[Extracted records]
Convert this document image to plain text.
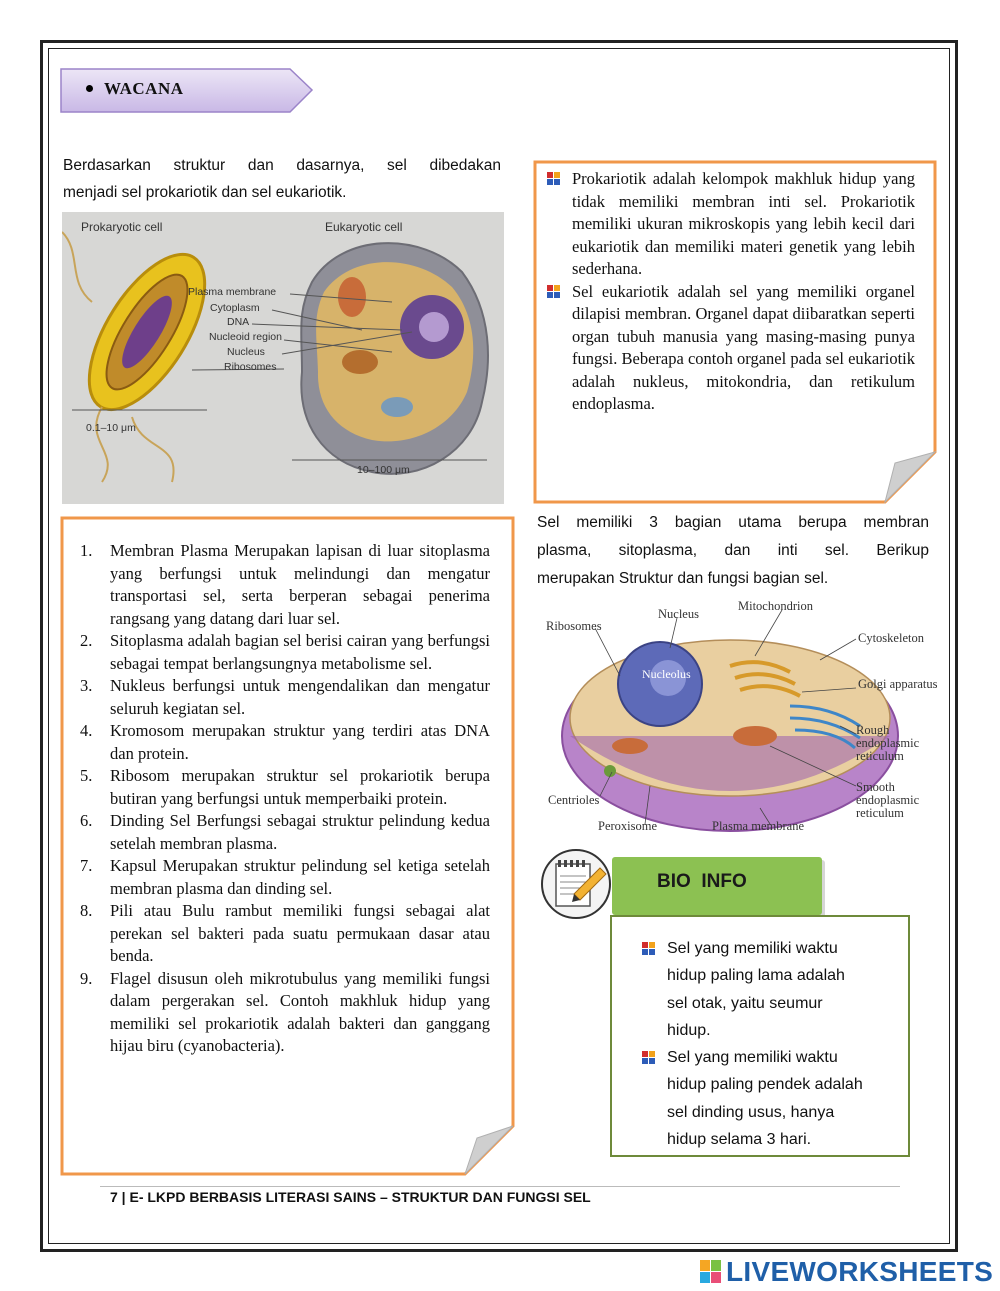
WACANA
Berdasarkan struktur dan dasarnya, sel dibedakan
menjadi sel prokariotik dan sel eukariotik.
Prokaryotic cell	Eukaryotic cell
Plasma membrane
Cytoplasm
DNA
Nucleoid region
Nucleus
Ribosomes
0.1–10 μm
10–100 μm
Prokariotik adalah kelompok makhluk hidup yang tidak memiliki membran inti sel. Prokariotik memiliki ukuran mikroskopis yang lebih kecil dari eukariotik dan memiliki materi genetik yang lebih sederhana.
Sel eukariotik adalah sel yang memiliki organel dilapisi membran. Organel dapat diibaratkan seperti organ tubuh manusia yang masing-masing punya fungsi. Beberapa contoh organel pada sel eukariotik adalah nukleus, mitokondria, dan retikulum endoplasma.
1. Membran Plasma Merupakan lapisan di luar sitoplasma yang berfungsi untuk melindungi dan mengatur transportasi sel, serta berperan sebagai penerima rangsang yang datang dari luar sel.
2. Sitoplasma adalah bagian sel berisi cairan yang berfungsi sebagai tempat berlangsungnya metabolisme sel.
3. Nukleus berfungsi untuk mengendalikan dan mengatur seluruh kegiatan sel.
4. Kromosom merupakan struktur yang terdiri atas DNA dan protein.
5. Ribosom merupakan struktur sel prokariotik berupa butiran yang berfungsi untuk memperbaiki protein.
6. Dinding Sel Berfungsi sebagai struktur pelindung kedua setelah membran plasma.
7. Kapsul Merupakan struktur pelindung sel ketiga setelah membran plasma dan dinding sel.
8. Pili atau Bulu rambut memiliki fungsi sebagai alat perekan sel bakteri pada suatu permukaan dasar atau benda.
9. Flagel disusun oleh mikrotubulus yang memiliki fungsi dalam pergerakan sel. Contoh makhluk hidup yang memiliki sel prokariotik adalah bakteri dan ganggang hijau biru (cyanobacteria).
Sel memiliki 3 bagian utama berupa membran
plasma, sitoplasma, dan inti sel. Berikup
merupakan Struktur dan fungsi bagian sel.
Nucleus
Mitochondrion
Ribosomes
Cytoskeleton
Nucleolus
Golgi apparatus
Rough endoplasmic reticulum
Smooth endoplasmic reticulum
Centrioles
Peroxisome	Plasma membrane
BIO  INFO
Sel yang memiliki waktu
hidup paling lama adalah
sel otak, yaitu seumur
hidup.
Sel yang memiliki waktu
hidup paling pendek adalah
sel dinding usus, hanya
hidup selama 3 hari.
7 | E- LKPD BERBASIS LITERASI SAINS – STRUKTUR DAN FUNGSI SEL
LIVEWORKSHEETS
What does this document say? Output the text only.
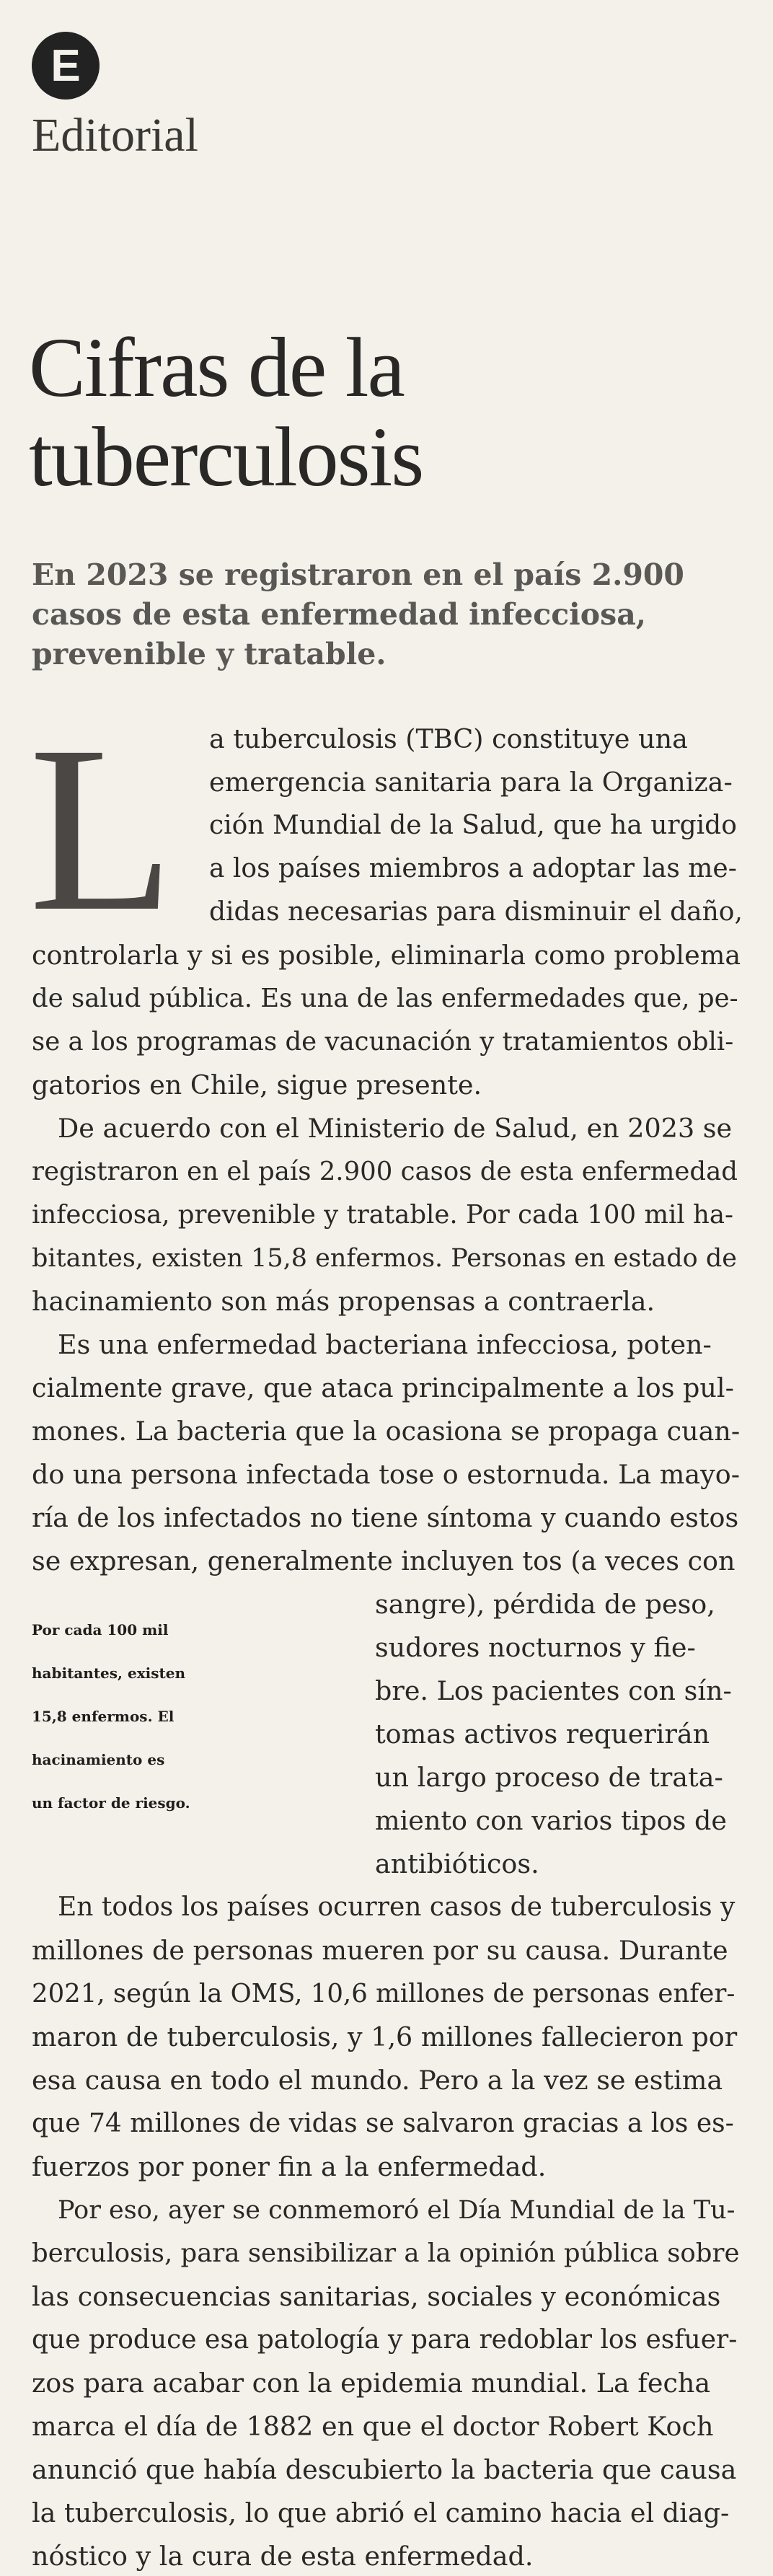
E
Editorial
Cifras de la
tuberculosis

En 2023 se registraron en el país 2.900 casos de esta enfermedad infecciosa, prevenible y tratable.

L a tuberculosis (TBC) constituye una
emergencia sanitaria para la Organiza-
ción Mundial de la Salud, que ha urgido
a los países miembros a adoptar las me-
didas necesarias para disminuir el daño,
controlarla y si es posible, eliminarla como problema
de salud pública. Es una de las enfermedades que, pe-
se a los programas de vacunación y tratamientos obli-
gatorios en Chile, sigue presente.
De acuerdo con el Ministerio de Salud, en 2023 se
registraron en el país 2.900 casos de esta enfermedad
infecciosa, prevenible y tratable. Por cada 100 mil ha-
bitantes, existen 15,8 enfermos. Personas en estado de
hacinamiento son más propensas a contraerla.
Es una enfermedad bacteriana infecciosa, poten-
cialmente grave, que ataca principalmente a los pul-
mones. La bacteria que la ocasiona se propaga cuan-
do una persona infectada tose o estornuda. La mayo-
ría de los infectados no tiene síntoma y cuando estos
se expresan, generalmente incluyen tos (a veces con
sangre), pérdida de peso,
sudores nocturnos y fie-
bre. Los pacientes con sín-
tomas activos requerirán
un largo proceso de trata-
miento con varios tipos de
antibióticos.
Por cada 100 mil
habitantes, existen
15,8 enfermos. El
hacinamiento es
un factor de riesgo.
En todos los países ocurren casos de tuberculosis y
millones de personas mueren por su causa. Durante
2021, según la OMS, 10,6 millones de personas enfer-
maron de tuberculosis, y 1,6 millones fallecieron por
esa causa en todo el mundo. Pero a la vez se estima
que 74 millones de vidas se salvaron gracias a los es-
fuerzos por poner fin a la enfermedad.
Por eso, ayer se conmemoró el Día Mundial de la Tu-
berculosis, para sensibilizar a la opinión pública sobre
las consecuencias sanitarias, sociales y económicas
que produce esa patología y para redoblar los esfuer-
zos para acabar con la epidemia mundial. La fecha
marca el día de 1882 en que el doctor Robert Koch
anunció que había descubierto la bacteria que causa
la tuberculosis, lo que abrió el camino hacia el diag-
nóstico y la cura de esta enfermedad.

| WHAT THIS TASK INVOLVES |
Please go over the data above and copy each line with "pelindung" in it.

| RESPONSE FOR THIS EXERCISE |
6. Dinding Sel Berfungsi sebagai struktur pelindung kedua setelah membran plasma.
7. Kapsul Merupakan struktur pelindung sel ketiga setelah membran plasma dan dinding sel.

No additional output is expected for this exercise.